> [EXERCISE DIRECTIONS]:
Return each line of the data below exactly, omitting any pictures.

> [RECORDS PROVIDED]:

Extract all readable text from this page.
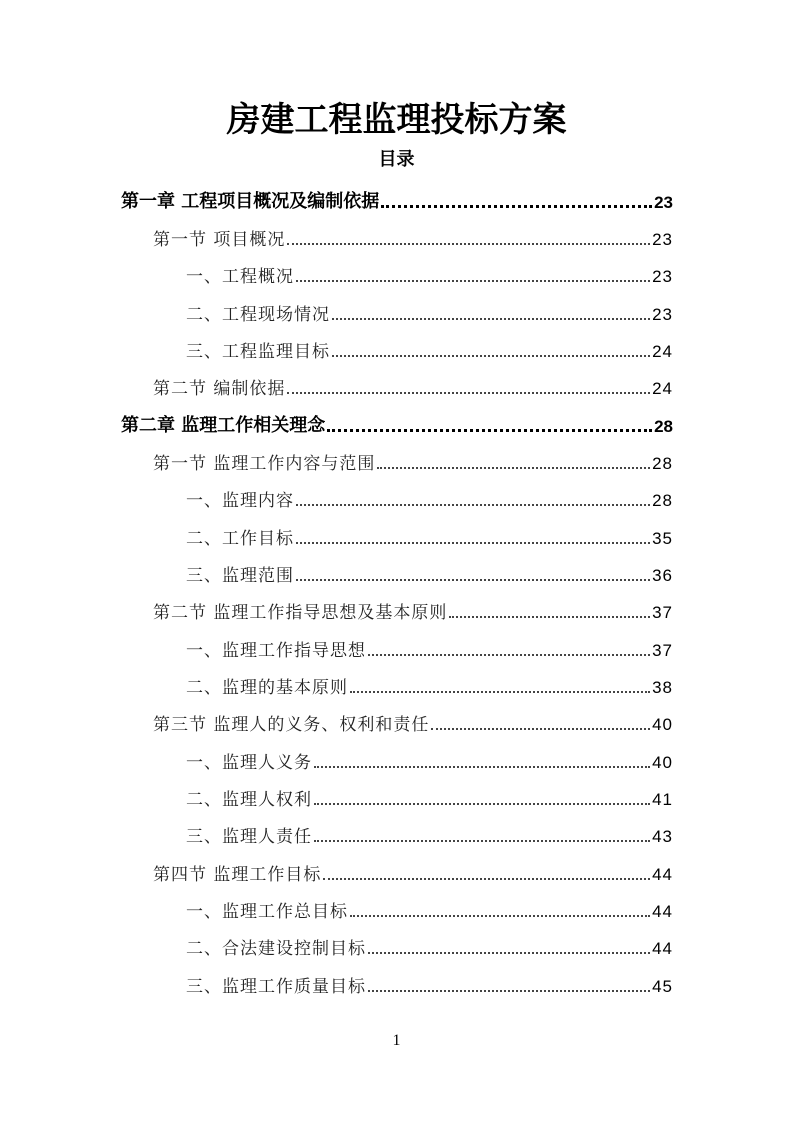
房建工程监理投标方案
目录
第一章 工程项目概况及编制依据	23
第一节 项目概况	23
一、工程概况	23
二、工程现场情况	23
三、工程监理目标	24
第二节 编制依据	24
第二章 监理工作相关理念	28
第一节 监理工作内容与范围	28
一、监理内容	28
二、工作目标	35
三、监理范围	36
第二节 监理工作指导思想及基本原则	37
一、监理工作指导思想	37
二、监理的基本原则	38
第三节 监理人的义务、权利和责任	40
一、监理人义务	40
二、监理人权利	41
三、监理人责任	43
第四节 监理工作目标	44
一、监理工作总目标	44
二、合法建设控制目标	44
三、监理工作质量目标	45
1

> [CORRECT OUTPUT]:
Extract all readable text from this page.
房建工程监理投标方案
目录
第一章 工程项目概况及编制依据	23
第一节 项目概况	23
一、工程概况	23
二、工程现场情况	23
三、工程监理目标	24
第二节 编制依据	24
第二章 监理工作相关理念	28
第一节 监理工作内容与范围	28
一、监理内容	28
二、工作目标	35
三、监理范围	36
第二节 监理工作指导思想及基本原则	37
一、监理工作指导思想	37
二、监理的基本原则	38
第三节 监理人的义务、权利和责任	40
一、监理人义务	40
二、监理人权利	41
三、监理人责任	43
第四节 监理工作目标	44
一、监理工作总目标	44
二、合法建设控制目标	44
三、监理工作质量目标	45
1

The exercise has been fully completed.